Aim of the task: Please state how many lines in the records contain the string "TradingView", with no words besides the number.

Figure content listings
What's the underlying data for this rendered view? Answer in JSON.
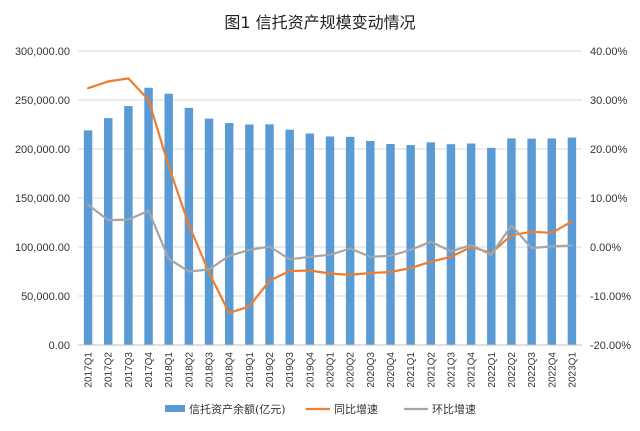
{
  "chart_data": {
    "type": "bar+line",
    "title": "图1  信托资产规模变动情况",
    "categories": [
      "2017Q1",
      "2017Q2",
      "2017Q3",
      "2017Q4",
      "2018Q1",
      "2018Q2",
      "2018Q3",
      "2018Q4",
      "2019Q1",
      "2019Q2",
      "2019Q3",
      "2019Q4",
      "2020Q1",
      "2020Q2",
      "2020Q3",
      "2020Q4",
      "2021Q1",
      "2021Q2",
      "2021Q3",
      "2021Q4",
      "2022Q1",
      "2022Q2",
      "2022Q3",
      "2022Q4",
      "2023Q1"
    ],
    "left_axis": {
      "min": 0,
      "max": 300000,
      "step": 50000,
      "tick_labels": [
        "0.00",
        "50,000.00",
        "100,000.00",
        "150,000.00",
        "200,000.00",
        "250,000.00",
        "300,000.00"
      ]
    },
    "right_axis": {
      "min": -20,
      "max": 40,
      "step": 10,
      "tick_labels": [
        "-20.00%",
        "-10.00%",
        "0.00%",
        "10.00%",
        "20.00%",
        "30.00%",
        "40.00%"
      ]
    },
    "series": [
      {
        "name": "信托资产余额(亿元)",
        "kind": "bar",
        "axis": "left",
        "color": "#5B9BD5",
        "values": [
          219000,
          231500,
          243800,
          262500,
          256400,
          242000,
          231000,
          226500,
          225000,
          225200,
          219700,
          215800,
          212800,
          212400,
          208200,
          205100,
          204000,
          206800,
          204900,
          205600,
          201200,
          210800,
          210600,
          210800,
          211700
        ]
      },
      {
        "name": "同比增速",
        "kind": "line",
        "axis": "right",
        "color": "#ED7D31",
        "values": [
          32.4,
          33.8,
          34.4,
          30.0,
          16.5,
          4.5,
          -5.2,
          -13.5,
          -12.1,
          -6.9,
          -4.9,
          -4.8,
          -5.4,
          -5.7,
          -5.3,
          -5.1,
          -4.3,
          -3.0,
          -2.0,
          0.0,
          -1.2,
          2.4,
          3.1,
          2.9,
          5.2
        ]
      },
      {
        "name": "环比增速",
        "kind": "line",
        "axis": "right",
        "color": "#A5A5A5",
        "values": [
          8.6,
          5.5,
          5.6,
          7.4,
          -2.4,
          -5.0,
          -4.6,
          -1.8,
          -0.6,
          0.1,
          -2.5,
          -2.0,
          -1.6,
          -0.3,
          -2.0,
          -1.8,
          -0.6,
          1.1,
          -0.9,
          0.4,
          -1.6,
          4.4,
          -0.2,
          0.1,
          0.3
        ]
      }
    ],
    "grid": true,
    "legend_position": "bottom"
  }
}
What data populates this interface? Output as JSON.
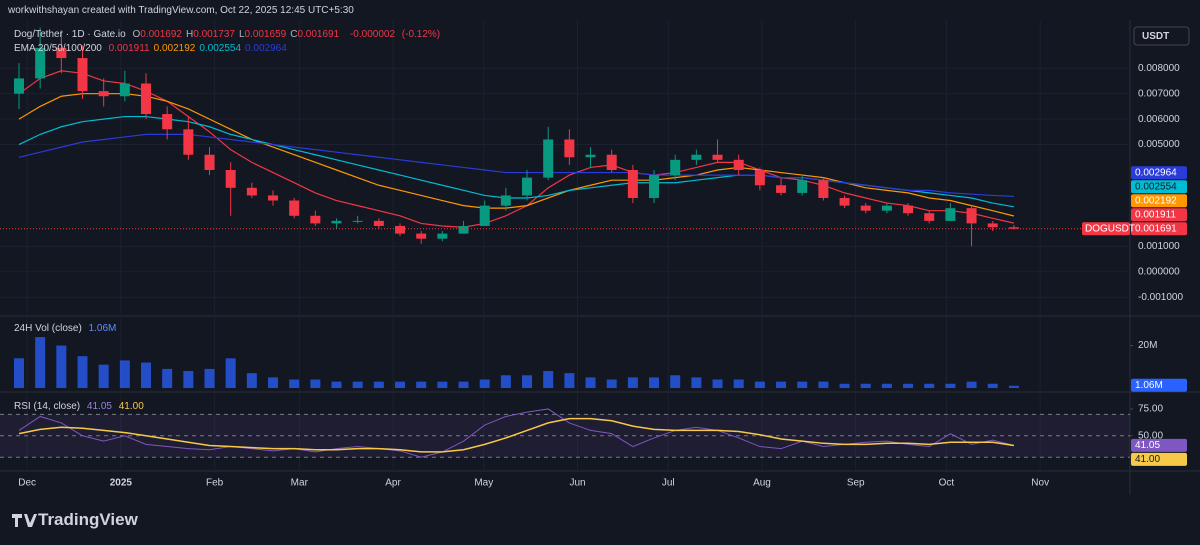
{
  "header": "workwithshayan created with TradingView.com, Oct 22, 2025 12:45 UTC+5:30",
  "brand": "TradingView",
  "chart_data": [
    {
      "type": "candlestick",
      "title": "Dog/Tether · 1D · Gate.io",
      "ohlc": [
        {
          "label": "O",
          "value": 0.001692
        },
        {
          "label": "H",
          "value": 0.001737
        },
        {
          "label": "L",
          "value": 0.001659
        },
        {
          "label": "C",
          "value": 0.001691
        }
      ],
      "change": -2e-06,
      "change_pct": "(-0.12%)",
      "indicator": "EMA 20/50/100/200",
      "symbol_label": "DOGUSDT",
      "currency": "USDT",
      "up_color": "#089981",
      "down_color": "#f23645",
      "x": [
        "2024-11-25",
        "2024-12-02",
        "2024-12-09",
        "2024-12-16",
        "2024-12-23",
        "2024-12-30",
        "2025-01-06",
        "2025-01-13",
        "2025-01-20",
        "2025-01-27",
        "2025-02-03",
        "2025-02-10",
        "2025-02-17",
        "2025-02-24",
        "2025-03-03",
        "2025-03-10",
        "2025-03-17",
        "2025-03-24",
        "2025-03-31",
        "2025-04-07",
        "2025-04-14",
        "2025-04-21",
        "2025-04-28",
        "2025-05-05",
        "2025-05-12",
        "2025-05-19",
        "2025-05-26",
        "2025-06-02",
        "2025-06-09",
        "2025-06-16",
        "2025-06-23",
        "2025-06-30",
        "2025-07-07",
        "2025-07-14",
        "2025-07-21",
        "2025-07-28",
        "2025-08-04",
        "2025-08-11",
        "2025-08-18",
        "2025-08-25",
        "2025-09-01",
        "2025-09-08",
        "2025-09-15",
        "2025-09-22",
        "2025-09-29",
        "2025-10-06",
        "2025-10-13",
        "2025-10-20"
      ],
      "open": [
        0.007,
        0.0076,
        0.0088,
        0.0084,
        0.0071,
        0.0069,
        0.0074,
        0.0062,
        0.0056,
        0.0046,
        0.004,
        0.0033,
        0.003,
        0.0028,
        0.0022,
        0.0019,
        0.002,
        0.002,
        0.0018,
        0.0015,
        0.0013,
        0.0015,
        0.0018,
        0.0026,
        0.003,
        0.0037,
        0.0052,
        0.0045,
        0.0046,
        0.004,
        0.0029,
        0.0038,
        0.0044,
        0.0046,
        0.0044,
        0.004,
        0.0034,
        0.0031,
        0.0036,
        0.0029,
        0.0026,
        0.0024,
        0.0026,
        0.0023,
        0.002,
        0.0025,
        0.0019,
        0.00175
      ],
      "high": [
        0.0082,
        0.0096,
        0.0095,
        0.0089,
        0.0076,
        0.0079,
        0.0078,
        0.0065,
        0.0061,
        0.0049,
        0.0043,
        0.0035,
        0.0032,
        0.0029,
        0.0024,
        0.0021,
        0.0022,
        0.0021,
        0.0019,
        0.0016,
        0.0016,
        0.002,
        0.0028,
        0.0033,
        0.004,
        0.0057,
        0.0056,
        0.0049,
        0.0048,
        0.0042,
        0.004,
        0.0046,
        0.0048,
        0.0052,
        0.0046,
        0.0041,
        0.0037,
        0.0038,
        0.0037,
        0.003,
        0.0027,
        0.0027,
        0.0027,
        0.0024,
        0.0027,
        0.0026,
        0.002,
        0.00184
      ],
      "low": [
        0.0064,
        0.0072,
        0.0078,
        0.0068,
        0.0065,
        0.0067,
        0.006,
        0.0052,
        0.0044,
        0.0038,
        0.0022,
        0.0029,
        0.0026,
        0.0021,
        0.0018,
        0.0017,
        0.0019,
        0.0017,
        0.0014,
        0.0011,
        0.0012,
        0.0015,
        0.0018,
        0.0024,
        0.0028,
        0.0036,
        0.0042,
        0.0041,
        0.0039,
        0.0027,
        0.0027,
        0.0036,
        0.0042,
        0.0043,
        0.0038,
        0.0032,
        0.003,
        0.003,
        0.0028,
        0.0025,
        0.0023,
        0.0023,
        0.0022,
        0.0019,
        0.002,
        0.001,
        0.0016,
        0.001659
      ],
      "close": [
        0.0076,
        0.0088,
        0.0084,
        0.0071,
        0.0069,
        0.0074,
        0.0062,
        0.0056,
        0.0046,
        0.004,
        0.0033,
        0.003,
        0.0028,
        0.0022,
        0.0019,
        0.002,
        0.002,
        0.0018,
        0.0015,
        0.0013,
        0.0015,
        0.0018,
        0.0026,
        0.003,
        0.0037,
        0.0052,
        0.0045,
        0.0046,
        0.004,
        0.0029,
        0.0038,
        0.0044,
        0.0046,
        0.0044,
        0.004,
        0.0034,
        0.0031,
        0.0036,
        0.0029,
        0.0026,
        0.0024,
        0.0026,
        0.0023,
        0.002,
        0.0025,
        0.0019,
        0.00175,
        0.001691
      ],
      "series": [
        {
          "color": "#f23645",
          "values": [
            0.007,
            0.0076,
            0.0079,
            0.0078,
            0.0075,
            0.0074,
            0.0071,
            0.0067,
            0.0061,
            0.0055,
            0.0048,
            0.0043,
            0.0039,
            0.0035,
            0.0031,
            0.0028,
            0.0026,
            0.0024,
            0.0022,
            0.0019,
            0.0018,
            0.00175,
            0.0019,
            0.0022,
            0.0026,
            0.0033,
            0.0038,
            0.0041,
            0.0042,
            0.0039,
            0.0038,
            0.0039,
            0.0041,
            0.0043,
            0.0043,
            0.004,
            0.0037,
            0.0036,
            0.0034,
            0.0031,
            0.0029,
            0.0027,
            0.0026,
            0.0024,
            0.0024,
            0.0023,
            0.0021,
            0.001911
          ]
        },
        {
          "color": "#ff9800",
          "values": [
            0.006,
            0.0065,
            0.0069,
            0.007,
            0.007,
            0.007,
            0.0069,
            0.0067,
            0.0064,
            0.006,
            0.0056,
            0.0052,
            0.0049,
            0.0046,
            0.0043,
            0.004,
            0.0037,
            0.0034,
            0.0032,
            0.003,
            0.0028,
            0.0026,
            0.0025,
            0.0025,
            0.0026,
            0.0029,
            0.0032,
            0.0034,
            0.0036,
            0.0036,
            0.0036,
            0.0037,
            0.0038,
            0.004,
            0.0041,
            0.004,
            0.0039,
            0.0038,
            0.0037,
            0.0035,
            0.0033,
            0.0032,
            0.0031,
            0.0029,
            0.0028,
            0.0026,
            0.0024,
            0.002192
          ]
        },
        {
          "color": "#00bcd4",
          "values": [
            0.005,
            0.0054,
            0.0057,
            0.0059,
            0.006,
            0.0061,
            0.0061,
            0.006,
            0.0059,
            0.0057,
            0.0054,
            0.0052,
            0.005,
            0.0048,
            0.0046,
            0.0044,
            0.0042,
            0.004,
            0.0038,
            0.0036,
            0.0034,
            0.0032,
            0.003,
            0.0029,
            0.0029,
            0.003,
            0.0032,
            0.0033,
            0.0034,
            0.0035,
            0.0035,
            0.0035,
            0.0036,
            0.0037,
            0.0038,
            0.0038,
            0.0037,
            0.0037,
            0.0036,
            0.0035,
            0.0034,
            0.0033,
            0.0032,
            0.0031,
            0.003,
            0.0029,
            0.0027,
            0.002554
          ]
        },
        {
          "color": "#2a3bd9",
          "values": [
            0.0045,
            0.0047,
            0.0049,
            0.0051,
            0.0052,
            0.0053,
            0.0054,
            0.0054,
            0.0054,
            0.0053,
            0.0052,
            0.0051,
            0.005,
            0.0049,
            0.0048,
            0.0047,
            0.0046,
            0.0045,
            0.0044,
            0.0043,
            0.0042,
            0.0041,
            0.004,
            0.0039,
            0.0039,
            0.0039,
            0.0039,
            0.0039,
            0.0039,
            0.0039,
            0.0038,
            0.0038,
            0.0038,
            0.0038,
            0.0038,
            0.0038,
            0.0037,
            0.0037,
            0.0036,
            0.0035,
            0.0034,
            0.0033,
            0.0032,
            0.0032,
            0.0031,
            0.00305,
            0.003,
            0.002964
          ]
        }
      ],
      "ylim": [
        -0.0017,
        0.0097
      ],
      "yticks": [
        {
          "value": -0.001,
          "label": "-0.001000"
        },
        {
          "value": 0,
          "label": "0.000000"
        },
        {
          "value": 0.001,
          "label": "0.001000"
        },
        {
          "value": 0.005,
          "label": "0.005000"
        },
        {
          "value": 0.006,
          "label": "0.006000"
        },
        {
          "value": 0.007,
          "label": "0.007000"
        },
        {
          "value": 0.008,
          "label": "0.008000"
        }
      ],
      "xticks": [
        {
          "value": "2024-12-01",
          "label": "Dec"
        },
        {
          "value": "2025-01-01",
          "label": "2025"
        },
        {
          "value": "2025-02-01",
          "label": "Feb"
        },
        {
          "value": "2025-03-01",
          "label": "Mar"
        },
        {
          "value": "2025-04-01",
          "label": "Apr"
        },
        {
          "value": "2025-05-01",
          "label": "May"
        },
        {
          "value": "2025-06-01",
          "label": "Jun"
        },
        {
          "value": "2025-07-01",
          "label": "Jul"
        },
        {
          "value": "2025-08-01",
          "label": "Aug"
        },
        {
          "value": "2025-09-01",
          "label": "Sep"
        },
        {
          "value": "2025-10-01",
          "label": "Oct"
        },
        {
          "value": "2025-11-01",
          "label": "Nov"
        }
      ],
      "grid": true
    },
    {
      "type": "bar",
      "title": "24H Vol (close)",
      "color": "#2962ff",
      "values": [
        14000000,
        24000000,
        20000000,
        15000000,
        11000000,
        13000000,
        12000000,
        9000000,
        8000000,
        9000000,
        14000000,
        7000000,
        5000000,
        4000000,
        4000000,
        3000000,
        3000000,
        3000000,
        3000000,
        3000000,
        3000000,
        3000000,
        4000000,
        6000000,
        6000000,
        8000000,
        7000000,
        5000000,
        4000000,
        5000000,
        5000000,
        6000000,
        5000000,
        4000000,
        4000000,
        3000000,
        3000000,
        3000000,
        3000000,
        2000000,
        2000000,
        2000000,
        2000000,
        2000000,
        2000000,
        3000000,
        2000000,
        1060000
      ],
      "value_labels": [
        null,
        null,
        null,
        null,
        null,
        null,
        null,
        null,
        null,
        null,
        null,
        null,
        null,
        null,
        null,
        null,
        null,
        null,
        null,
        null,
        null,
        null,
        null,
        null,
        null,
        null,
        null,
        null,
        null,
        null,
        null,
        null,
        null,
        null,
        null,
        null,
        null,
        null,
        null,
        null,
        null,
        null,
        null,
        null,
        null,
        null,
        null,
        "1.06M"
      ],
      "ylim": [
        0,
        33000000
      ],
      "yticks": [
        {
          "value": 20000000,
          "label": "20M"
        }
      ]
    },
    {
      "type": "line",
      "title": "RSI (14, close)",
      "series": [
        {
          "color": "#7e57c2",
          "values": [
            55,
            68,
            62,
            50,
            45,
            50,
            42,
            40,
            38,
            37,
            40,
            38,
            36,
            38,
            35,
            38,
            40,
            38,
            36,
            30,
            35,
            45,
            60,
            68,
            72,
            75,
            62,
            55,
            52,
            40,
            48,
            55,
            58,
            55,
            48,
            40,
            38,
            45,
            40,
            42,
            44,
            45,
            42,
            40,
            52,
            42,
            46,
            41.05
          ]
        },
        {
          "color": "#f7c948",
          "values": [
            52,
            56,
            58,
            57,
            55,
            53,
            50,
            47,
            44,
            41,
            40,
            39,
            38,
            38,
            37,
            37,
            38,
            38,
            37,
            35,
            35,
            37,
            42,
            48,
            55,
            62,
            66,
            66,
            64,
            59,
            56,
            55,
            55,
            55,
            54,
            51,
            47,
            45,
            43,
            42,
            42,
            43,
            43,
            42,
            44,
            44,
            44,
            41
          ],
          "value_labels": [
            null,
            null,
            null,
            null,
            null,
            null,
            null,
            null,
            null,
            null,
            null,
            null,
            null,
            null,
            null,
            null,
            null,
            null,
            null,
            null,
            null,
            null,
            null,
            null,
            null,
            null,
            null,
            null,
            null,
            null,
            null,
            null,
            null,
            null,
            null,
            null,
            null,
            null,
            null,
            null,
            null,
            null,
            null,
            null,
            null,
            null,
            null,
            "41.00"
          ]
        }
      ],
      "bands": [
        30,
        50,
        70
      ],
      "ylim": [
        20,
        88
      ],
      "yticks": [
        {
          "value": 75,
          "label": "75.00"
        },
        {
          "value": 50,
          "label": "50.00"
        }
      ]
    }
  ]
}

Full answer: 2